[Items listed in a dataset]
= = =

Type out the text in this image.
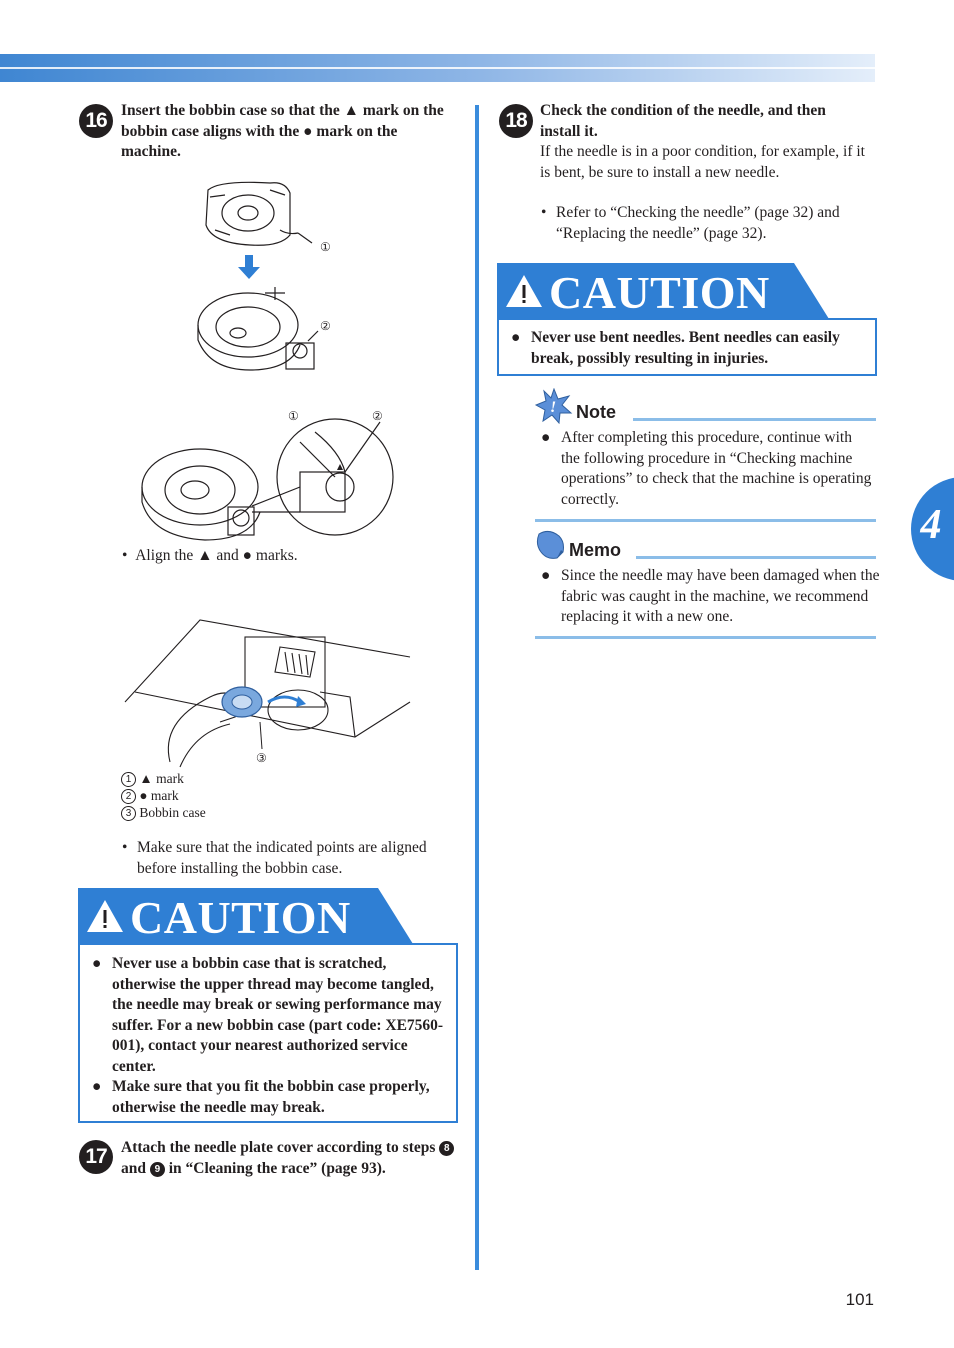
4
16 Insert the bobbin case so that the ▲ mark on the bobbin case aligns with the ● mark on the machine.
①
②
①	②
• Align the ▲ and ● marks.
③
1 ▲ mark
2 ● mark
3 Bobbin case
• Make sure that the indicated points are aligned before installing the bobbin case.
CAUTION
● Never use a bobbin case that is scratched, otherwise the upper thread may become tangled, the needle may break or sewing performance may suffer. For a new bobbin case (part code: XE7560-001), contact your nearest authorized service center.
● Make sure that you fit the bobbin case properly, otherwise the needle may break.
17 Attach the needle plate cover according to steps 8 and 9 in “Cleaning the race” (page 93).
18 Check the condition of the needle, and then install it.
If the needle is in a poor condition, for example, if it is bent, be sure to install a new needle.
• Refer to “Checking the needle” (page 32) and “Replacing the needle” (page 32).
CAUTION
● Never use bent needles. Bent needles can easily break, possibly resulting in injuries.
! Note
● After completing this procedure, continue with the following procedure in “Checking machine operations” to check that the machine is operating correctly.
Memo
● Since the needle may have been damaged when the fabric was caught in the machine, we recommend replacing it with a new one.
101
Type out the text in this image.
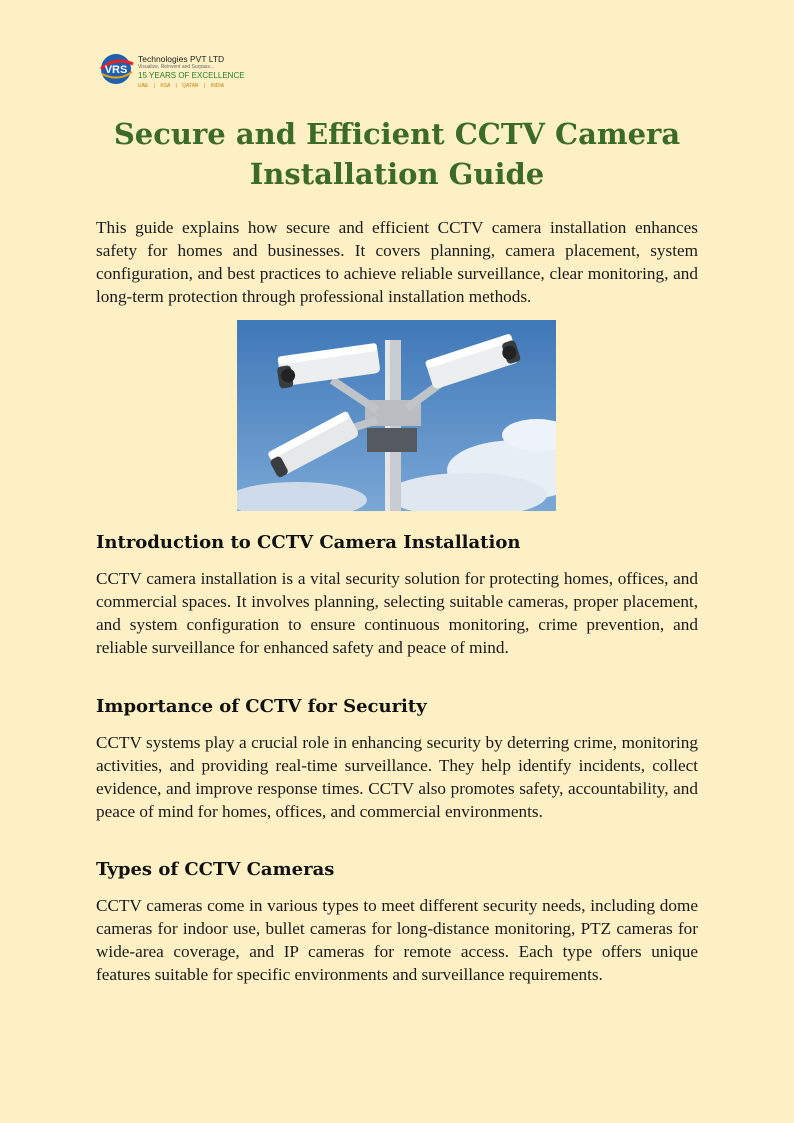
VRS
Technologies PVT LTD
Visualize, Reinvent and Surpass...
15 YEARS OF EXCELLENCE
UAE | KSA | QATAR | INDIA
Secure and Efficient CCTV Camera Installation Guide

This guide explains how secure and efficient CCTV camera installation enhances safety for homes and businesses. It covers planning, camera placement, system configuration, and best practices to achieve reliable surveillance, clear monitoring, and long-term protection through professional installation methods.

Introduction to CCTV Camera Installation

CCTV camera installation is a vital security solution for protecting homes, offices, and commercial spaces. It involves planning, selecting suitable cameras, proper placement, and system configuration to ensure continuous monitoring, crime prevention, and reliable surveillance for enhanced safety and peace of mind.

Importance of CCTV for Security

CCTV systems play a crucial role in enhancing security by deterring crime, monitoring activities, and providing real-time surveillance. They help identify incidents, collect evidence, and improve response times. CCTV also promotes safety, accountability, and peace of mind for homes, offices, and commercial environments.

Types of CCTV Cameras

CCTV cameras come in various types to meet different security needs, including dome cameras for indoor use, bullet cameras for long-distance monitoring, PTZ cameras for wide-area coverage, and IP cameras for remote access. Each type offers unique features suitable for specific environments and surveillance requirements.
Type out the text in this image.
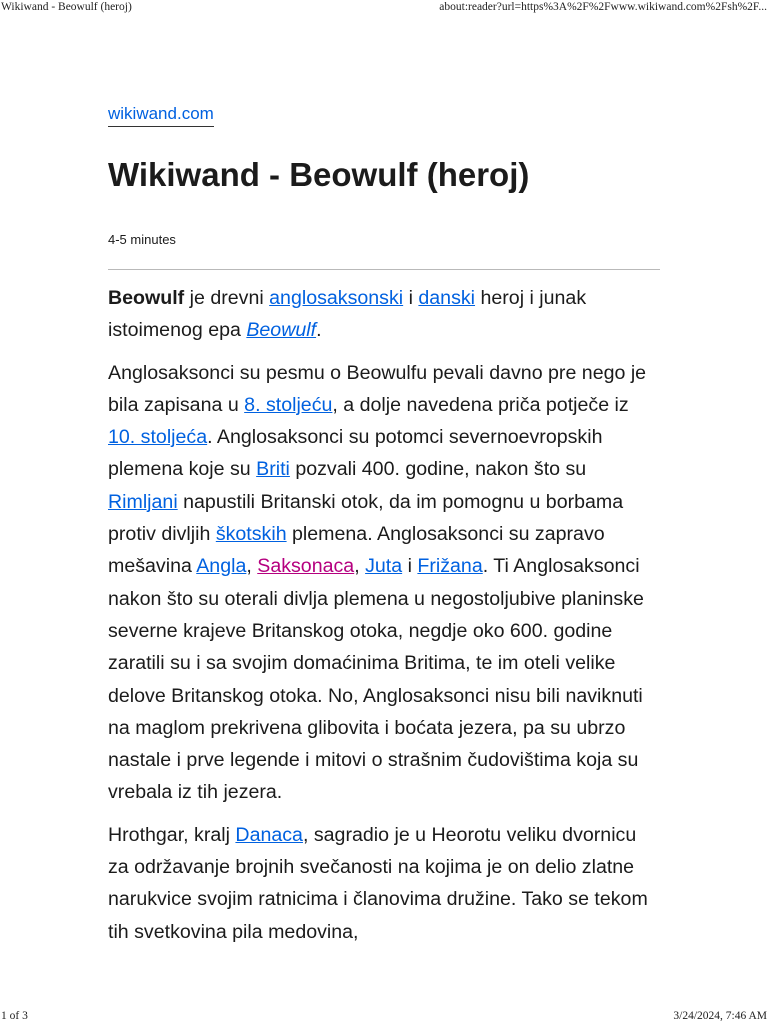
Wikiwand - Beowulf (heroj)	about:reader?url=https%3A%2F%2Fwww.wikiwand.com%2Fsh%2F...
wikiwand.com
Wikiwand - Beowulf (heroj)
4-5 minutes

Beowulf je drevni anglosaksonski i danski heroj i junak istoimenog epa Beowulf.

Anglosaksonci su pesmu o Beowulfu pevali davno pre nego je bila zapisana u 8. stoljeću, a dolje navedena priča potječe iz 10. stoljeća. Anglosaksonci su potomci severnoevropskih plemena koje su Briti pozvali 400. godine, nakon što su Rimljani napustili Britanski otok, da im pomognu u borbama protiv divljih škotskih plemena. Anglosaksonci su zapravo mešavina Angla, Saksonaca, Juta i Frižana. Ti Anglosaksonci nakon što su oterali divlja plemena u negostoljubive planinske severne krajeve Britanskog otoka, negdje oko 600. godine zaratili su i sa svojim domaćinima Britima, te im oteli velike delove Britanskog otoka. No, Anglosaksonci nisu bili naviknuti na maglom prekrivena glibovita i boćata jezera, pa su ubrzo nastale i prve legende i mitovi o strašnim čudovištima koja su vrebala iz tih jezera.

Hrothgar, kralj Danaca, sagradio je u Heorotu veliku dvornicu za održavanje brojnih svečanosti na kojima je on delio zlatne narukvice svojim ratnicima i članovima družine. Tako se tekom tih svetkovina pila medovina,

1 of 3	3/24/2024, 7:46 AM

= = =

Scan the records for the string "Never". Copy each line in which it appears.

● Never use a bobbin case that is scratched, otherwise the upper thread may become tangled, the needle may break or sewing performance may suffer. For a new bobbin case (part code: XE7560-001), contact your nearest authorized service center.
● Never use bent needles. Bent needles can easily break, possibly resulting in injuries.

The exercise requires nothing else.